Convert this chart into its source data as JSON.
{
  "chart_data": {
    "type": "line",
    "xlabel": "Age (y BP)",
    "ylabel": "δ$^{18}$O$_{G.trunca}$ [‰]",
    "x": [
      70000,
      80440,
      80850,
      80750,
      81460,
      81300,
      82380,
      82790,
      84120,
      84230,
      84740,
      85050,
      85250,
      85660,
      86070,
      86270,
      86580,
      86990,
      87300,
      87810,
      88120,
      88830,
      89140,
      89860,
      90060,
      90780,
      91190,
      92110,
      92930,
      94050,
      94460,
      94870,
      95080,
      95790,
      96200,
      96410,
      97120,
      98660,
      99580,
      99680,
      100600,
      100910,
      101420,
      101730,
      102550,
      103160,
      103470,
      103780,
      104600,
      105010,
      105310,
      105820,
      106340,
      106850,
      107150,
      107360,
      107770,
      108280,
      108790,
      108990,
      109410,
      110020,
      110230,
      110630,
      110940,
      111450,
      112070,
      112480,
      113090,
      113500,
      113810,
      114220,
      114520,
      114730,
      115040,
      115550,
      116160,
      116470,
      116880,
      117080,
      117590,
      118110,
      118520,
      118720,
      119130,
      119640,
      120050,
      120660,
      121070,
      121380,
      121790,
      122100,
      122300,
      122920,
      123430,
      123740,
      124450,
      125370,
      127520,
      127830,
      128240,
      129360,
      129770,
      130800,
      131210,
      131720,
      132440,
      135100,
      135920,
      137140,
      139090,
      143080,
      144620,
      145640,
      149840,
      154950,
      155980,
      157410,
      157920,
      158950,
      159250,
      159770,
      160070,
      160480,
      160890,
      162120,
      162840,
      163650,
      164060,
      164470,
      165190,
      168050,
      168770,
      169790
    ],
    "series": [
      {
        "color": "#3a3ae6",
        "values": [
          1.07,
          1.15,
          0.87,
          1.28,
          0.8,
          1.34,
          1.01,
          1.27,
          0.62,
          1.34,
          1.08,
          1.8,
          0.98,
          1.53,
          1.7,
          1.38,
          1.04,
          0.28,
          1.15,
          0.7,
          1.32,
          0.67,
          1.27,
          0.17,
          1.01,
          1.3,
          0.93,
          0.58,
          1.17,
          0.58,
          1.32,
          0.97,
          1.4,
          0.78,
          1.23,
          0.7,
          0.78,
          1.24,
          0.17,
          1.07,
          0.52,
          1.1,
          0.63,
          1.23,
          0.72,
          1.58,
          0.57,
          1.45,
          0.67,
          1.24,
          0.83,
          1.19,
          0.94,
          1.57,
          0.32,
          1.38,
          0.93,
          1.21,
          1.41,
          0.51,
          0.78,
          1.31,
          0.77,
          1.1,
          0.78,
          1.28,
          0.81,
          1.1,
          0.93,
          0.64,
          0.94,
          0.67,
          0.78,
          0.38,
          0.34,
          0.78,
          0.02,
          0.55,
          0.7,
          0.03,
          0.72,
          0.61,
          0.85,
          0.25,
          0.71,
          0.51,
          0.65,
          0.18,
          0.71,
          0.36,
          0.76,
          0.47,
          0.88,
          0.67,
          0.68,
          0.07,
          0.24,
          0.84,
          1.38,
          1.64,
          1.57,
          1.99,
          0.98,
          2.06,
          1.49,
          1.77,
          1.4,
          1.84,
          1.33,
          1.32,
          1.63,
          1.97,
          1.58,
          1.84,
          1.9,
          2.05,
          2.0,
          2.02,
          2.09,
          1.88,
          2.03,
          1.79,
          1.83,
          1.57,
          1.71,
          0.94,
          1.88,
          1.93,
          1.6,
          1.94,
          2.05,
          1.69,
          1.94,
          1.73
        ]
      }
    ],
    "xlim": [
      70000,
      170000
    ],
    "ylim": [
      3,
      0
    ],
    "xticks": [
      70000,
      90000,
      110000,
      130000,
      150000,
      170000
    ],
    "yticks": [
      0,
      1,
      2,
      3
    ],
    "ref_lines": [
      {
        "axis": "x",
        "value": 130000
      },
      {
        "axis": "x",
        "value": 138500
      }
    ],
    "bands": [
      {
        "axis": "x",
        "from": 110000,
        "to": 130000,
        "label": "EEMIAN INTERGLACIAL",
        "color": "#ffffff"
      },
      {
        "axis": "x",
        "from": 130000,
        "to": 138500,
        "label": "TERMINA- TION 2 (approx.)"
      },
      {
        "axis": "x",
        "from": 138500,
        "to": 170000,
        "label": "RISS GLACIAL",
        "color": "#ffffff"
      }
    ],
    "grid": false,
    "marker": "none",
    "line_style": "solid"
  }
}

════════

### Set task
Scan the entries above. Copy each line that has the string "from".

### Solution to the problem
        "from": 110000,
        "from": 130000,
        "from": 138500,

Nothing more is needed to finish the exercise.